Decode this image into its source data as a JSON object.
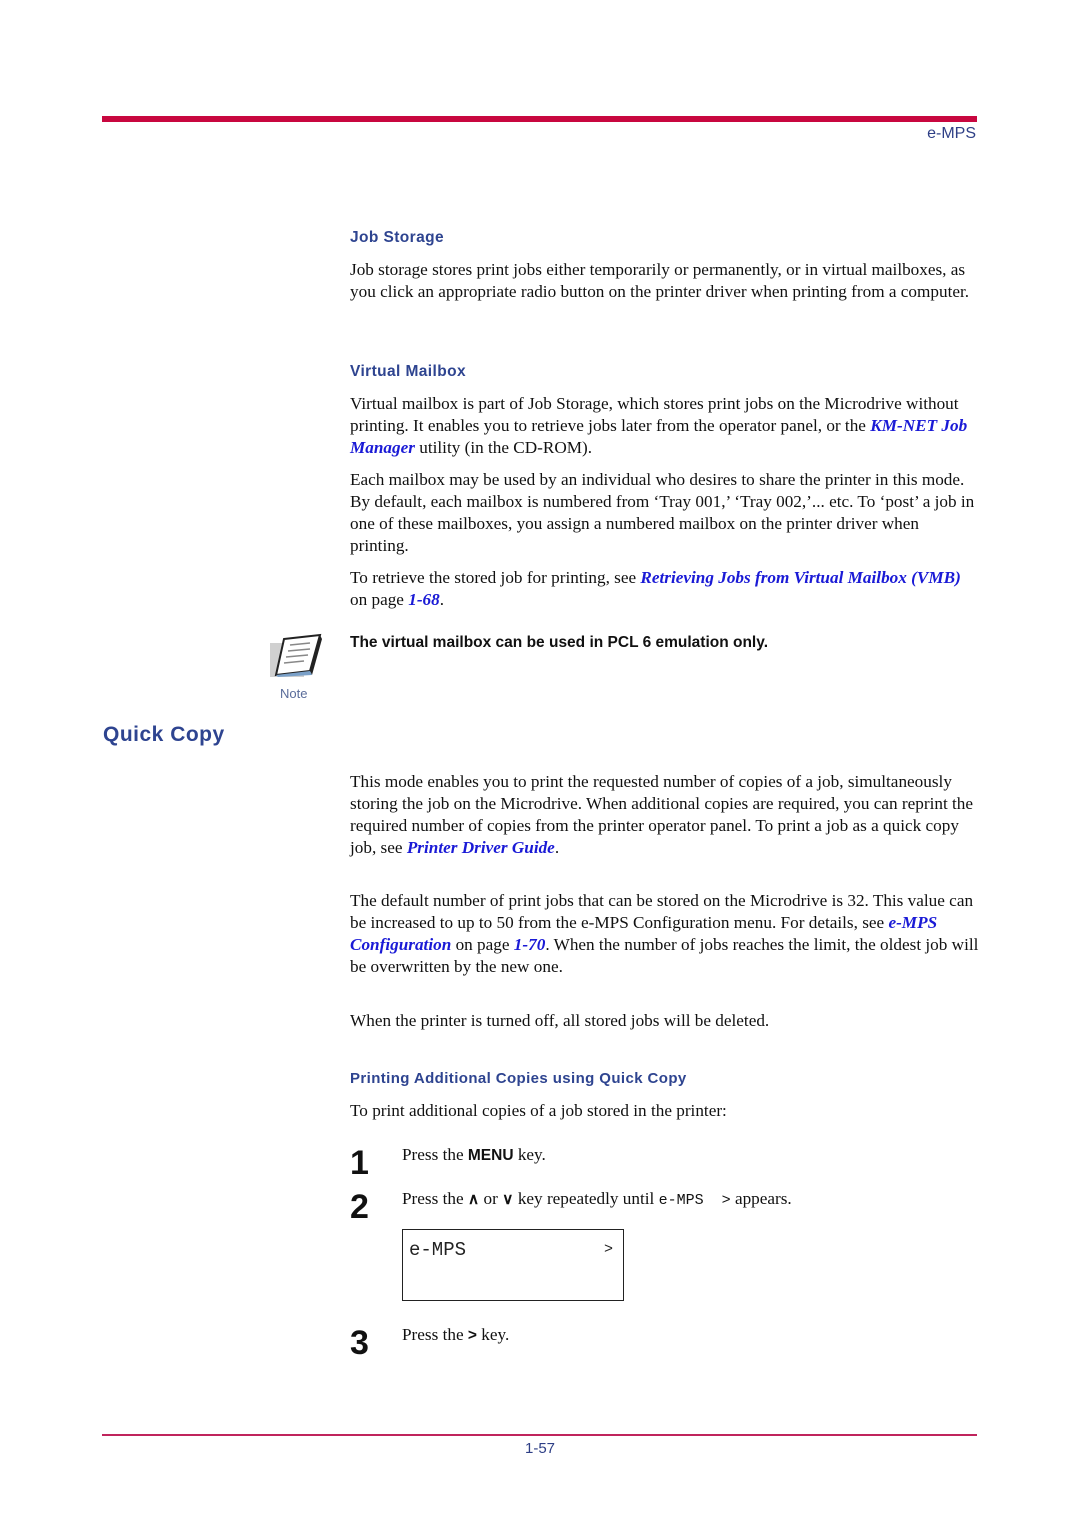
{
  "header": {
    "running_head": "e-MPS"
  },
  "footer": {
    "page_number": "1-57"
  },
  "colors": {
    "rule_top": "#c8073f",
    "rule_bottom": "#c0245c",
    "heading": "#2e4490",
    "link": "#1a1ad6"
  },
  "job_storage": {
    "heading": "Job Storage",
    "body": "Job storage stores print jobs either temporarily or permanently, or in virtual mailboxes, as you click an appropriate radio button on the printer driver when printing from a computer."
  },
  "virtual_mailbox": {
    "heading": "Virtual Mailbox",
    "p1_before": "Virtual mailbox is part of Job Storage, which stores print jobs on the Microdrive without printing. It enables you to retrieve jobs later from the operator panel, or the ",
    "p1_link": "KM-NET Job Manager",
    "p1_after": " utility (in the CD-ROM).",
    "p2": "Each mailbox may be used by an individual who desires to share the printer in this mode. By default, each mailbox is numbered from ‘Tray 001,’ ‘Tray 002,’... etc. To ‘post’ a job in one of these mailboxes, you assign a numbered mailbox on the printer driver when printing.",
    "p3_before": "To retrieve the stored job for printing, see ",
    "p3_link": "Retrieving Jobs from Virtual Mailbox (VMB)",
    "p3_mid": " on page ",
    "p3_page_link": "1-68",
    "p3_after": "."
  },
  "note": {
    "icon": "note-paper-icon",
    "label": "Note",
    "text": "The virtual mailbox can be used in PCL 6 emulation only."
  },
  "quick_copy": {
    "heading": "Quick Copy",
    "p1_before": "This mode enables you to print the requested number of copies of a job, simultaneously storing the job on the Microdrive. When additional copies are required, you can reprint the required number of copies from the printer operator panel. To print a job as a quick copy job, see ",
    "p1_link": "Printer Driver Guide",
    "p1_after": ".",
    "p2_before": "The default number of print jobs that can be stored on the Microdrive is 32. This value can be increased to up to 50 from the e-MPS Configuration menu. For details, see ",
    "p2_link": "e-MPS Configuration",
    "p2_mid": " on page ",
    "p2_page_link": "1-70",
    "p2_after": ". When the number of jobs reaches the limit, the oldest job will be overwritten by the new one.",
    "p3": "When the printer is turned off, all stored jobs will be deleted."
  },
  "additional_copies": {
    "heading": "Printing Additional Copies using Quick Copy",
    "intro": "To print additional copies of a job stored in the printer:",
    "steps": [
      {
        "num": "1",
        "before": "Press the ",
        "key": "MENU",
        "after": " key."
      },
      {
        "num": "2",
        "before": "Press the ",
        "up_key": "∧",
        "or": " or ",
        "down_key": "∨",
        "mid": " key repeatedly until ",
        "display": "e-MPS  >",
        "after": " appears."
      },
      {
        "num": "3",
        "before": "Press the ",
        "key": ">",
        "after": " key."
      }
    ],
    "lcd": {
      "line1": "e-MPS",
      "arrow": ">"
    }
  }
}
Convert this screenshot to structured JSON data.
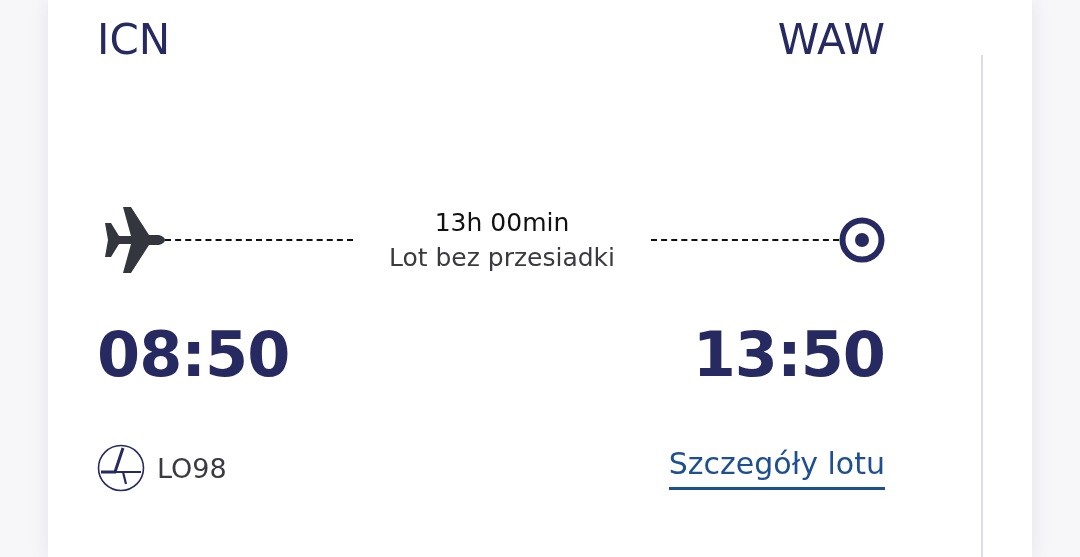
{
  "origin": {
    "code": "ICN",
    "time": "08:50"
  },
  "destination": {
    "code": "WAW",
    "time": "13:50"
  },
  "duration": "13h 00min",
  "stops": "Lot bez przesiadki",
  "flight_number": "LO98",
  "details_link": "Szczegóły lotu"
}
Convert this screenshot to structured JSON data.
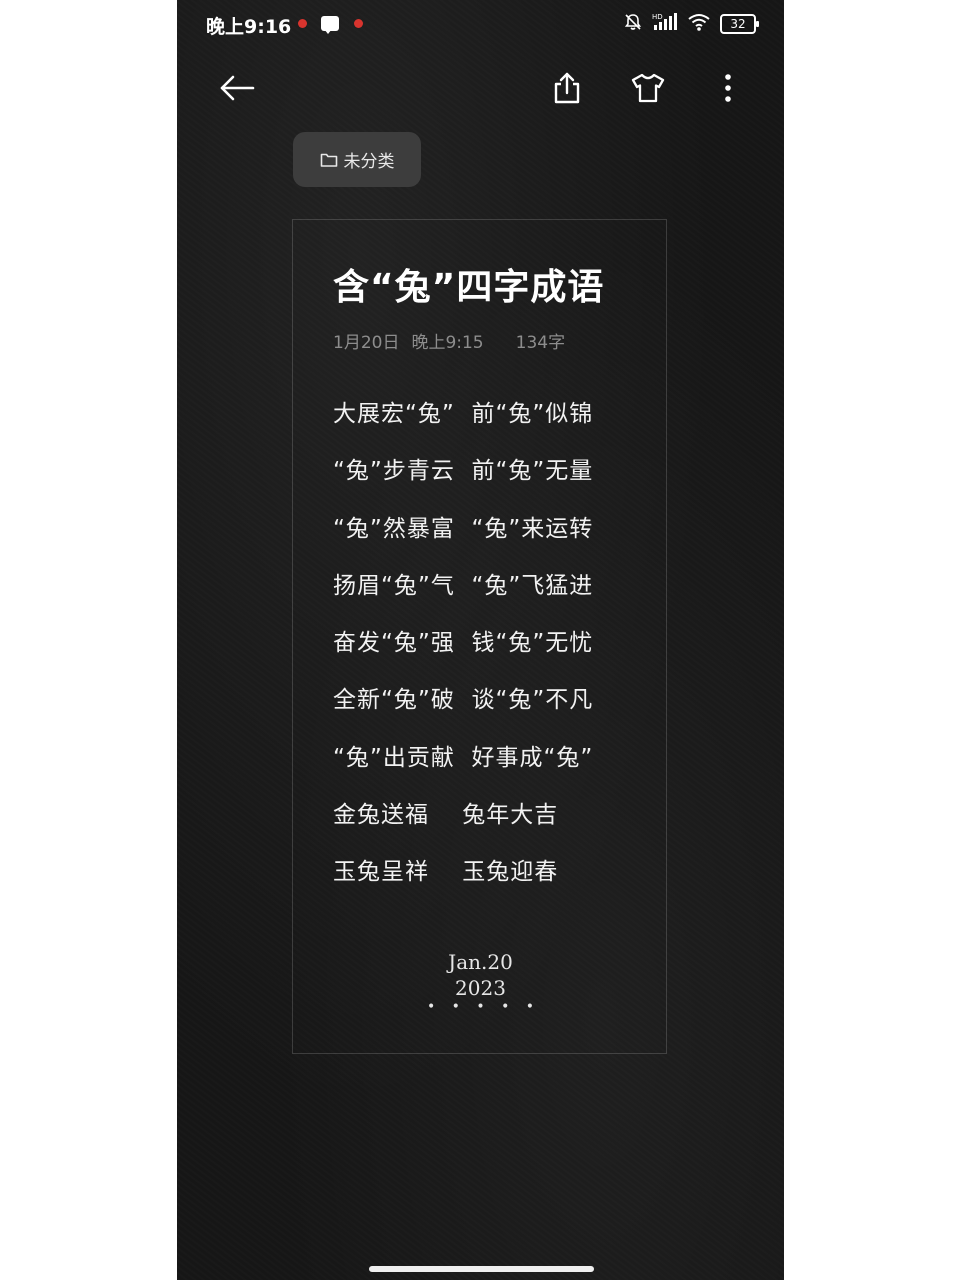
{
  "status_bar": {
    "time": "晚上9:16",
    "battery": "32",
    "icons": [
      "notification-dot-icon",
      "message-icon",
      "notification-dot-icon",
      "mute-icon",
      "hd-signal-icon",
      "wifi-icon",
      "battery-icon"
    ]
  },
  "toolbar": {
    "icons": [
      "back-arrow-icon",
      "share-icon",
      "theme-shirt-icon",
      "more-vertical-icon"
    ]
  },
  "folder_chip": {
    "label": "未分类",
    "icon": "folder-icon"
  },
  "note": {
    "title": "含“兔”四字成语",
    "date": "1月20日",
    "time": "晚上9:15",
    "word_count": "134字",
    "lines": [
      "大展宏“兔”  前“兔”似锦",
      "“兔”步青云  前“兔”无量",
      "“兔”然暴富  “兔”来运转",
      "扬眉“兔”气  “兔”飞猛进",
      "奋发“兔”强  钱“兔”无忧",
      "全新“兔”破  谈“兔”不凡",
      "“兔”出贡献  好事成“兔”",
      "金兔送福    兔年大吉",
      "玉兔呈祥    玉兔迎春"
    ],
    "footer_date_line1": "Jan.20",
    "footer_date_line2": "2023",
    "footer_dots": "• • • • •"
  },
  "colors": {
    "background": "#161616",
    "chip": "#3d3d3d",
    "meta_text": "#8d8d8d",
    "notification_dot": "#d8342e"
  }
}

************

» **Directive**
Quote every line of the records above exactly; no picture is to be copied.

» **Exercise solution**
Decode this image into its source data as a JSON object.
{
  "header": {
    "running_head": "e-MPS"
  },
  "footer": {
    "page_number": "1-57"
  },
  "colors": {
    "rule_top": "#c8073f",
    "rule_bottom": "#c0245c",
    "heading": "#2e4490",
    "link": "#1a1ad6"
  },
  "job_storage": {
    "heading": "Job Storage",
    "body": "Job storage stores print jobs either temporarily or permanently, or in virtual mailboxes, as you click an appropriate radio button on the printer driver when printing from a computer."
  },
  "virtual_mailbox": {
    "heading": "Virtual Mailbox",
    "p1_before": "Virtual mailbox is part of Job Storage, which stores print jobs on the Microdrive without printing. It enables you to retrieve jobs later from the operator panel, or the ",
    "p1_link": "KM-NET Job Manager",
    "p1_after": " utility (in the CD-ROM).",
    "p2": "Each mailbox may be used by an individual who desires to share the printer in this mode. By default, each mailbox is numbered from ‘Tray 001,’ ‘Tray 002,’... etc. To ‘post’ a job in one of these mailboxes, you assign a numbered mailbox on the printer driver when printing.",
    "p3_before": "To retrieve the stored job for printing, see ",
    "p3_link": "Retrieving Jobs from Virtual Mailbox (VMB)",
    "p3_mid": " on page ",
    "p3_page_link": "1-68",
    "p3_after": "."
  },
  "note": {
    "icon": "note-paper-icon",
    "label": "Note",
    "text": "The virtual mailbox can be used in PCL 6 emulation only."
  },
  "quick_copy": {
    "heading": "Quick Copy",
    "p1_before": "This mode enables you to print the requested number of copies of a job, simultaneously storing the job on the Microdrive. When additional copies are required, you can reprint the required number of copies from the printer operator panel. To print a job as a quick copy job, see ",
    "p1_link": "Printer Driver Guide",
    "p1_after": ".",
    "p2_before": "The default number of print jobs that can be stored on the Microdrive is 32. This value can be increased to up to 50 from the e-MPS Configuration menu. For details, see ",
    "p2_link": "e-MPS Configuration",
    "p2_mid": " on page ",
    "p2_page_link": "1-70",
    "p2_after": ". When the number of jobs reaches the limit, the oldest job will be overwritten by the new one.",
    "p3": "When the printer is turned off, all stored jobs will be deleted."
  },
  "additional_copies": {
    "heading": "Printing Additional Copies using Quick Copy",
    "intro": "To print additional copies of a job stored in the printer:",
    "steps": [
      {
        "num": "1",
        "before": "Press the ",
        "key": "MENU",
        "after": " key."
      },
      {
        "num": "2",
        "before": "Press the ",
        "up_key": "∧",
        "or": " or ",
        "down_key": "∨",
        "mid": " key repeatedly until ",
        "display": "e-MPS  >",
        "after": " appears."
      },
      {
        "num": "3",
        "before": "Press the ",
        "key": ">",
        "after": " key."
      }
    ],
    "lcd": {
      "line1": "e-MPS",
      "arrow": ">"
    }
  }
}
Convert this screenshot to structured JSON data.
{
  "origin": {
    "code": "ICN",
    "time": "08:50"
  },
  "destination": {
    "code": "WAW",
    "time": "13:50"
  },
  "duration": "13h 00min",
  "stops": "Lot bez przesiadki",
  "flight_number": "LO98",
  "details_link": "Szczegóły lotu"
}
Convert this screenshot to structured JSON data.
{
  "status_bar": {
    "time": "晚上9:16",
    "battery": "32",
    "icons": [
      "notification-dot-icon",
      "message-icon",
      "notification-dot-icon",
      "mute-icon",
      "hd-signal-icon",
      "wifi-icon",
      "battery-icon"
    ]
  },
  "toolbar": {
    "icons": [
      "back-arrow-icon",
      "share-icon",
      "theme-shirt-icon",
      "more-vertical-icon"
    ]
  },
  "folder_chip": {
    "label": "未分类",
    "icon": "folder-icon"
  },
  "note": {
    "title": "含“兔”四字成语",
    "date": "1月20日",
    "time": "晚上9:15",
    "word_count": "134字",
    "lines": [
      "大展宏“兔”  前“兔”似锦",
      "“兔”步青云  前“兔”无量",
      "“兔”然暴富  “兔”来运转",
      "扬眉“兔”气  “兔”飞猛进",
      "奋发“兔”强  钱“兔”无忧",
      "全新“兔”破  谈“兔”不凡",
      "“兔”出贡献  好事成“兔”",
      "金兔送福    兔年大吉",
      "玉兔呈祥    玉兔迎春"
    ],
    "footer_date_line1": "Jan.20",
    "footer_date_line2": "2023",
    "footer_dots": "• • • • •"
  },
  "colors": {
    "background": "#161616",
    "chip": "#3d3d3d",
    "meta_text": "#8d8d8d",
    "notification_dot": "#d8342e"
  }
}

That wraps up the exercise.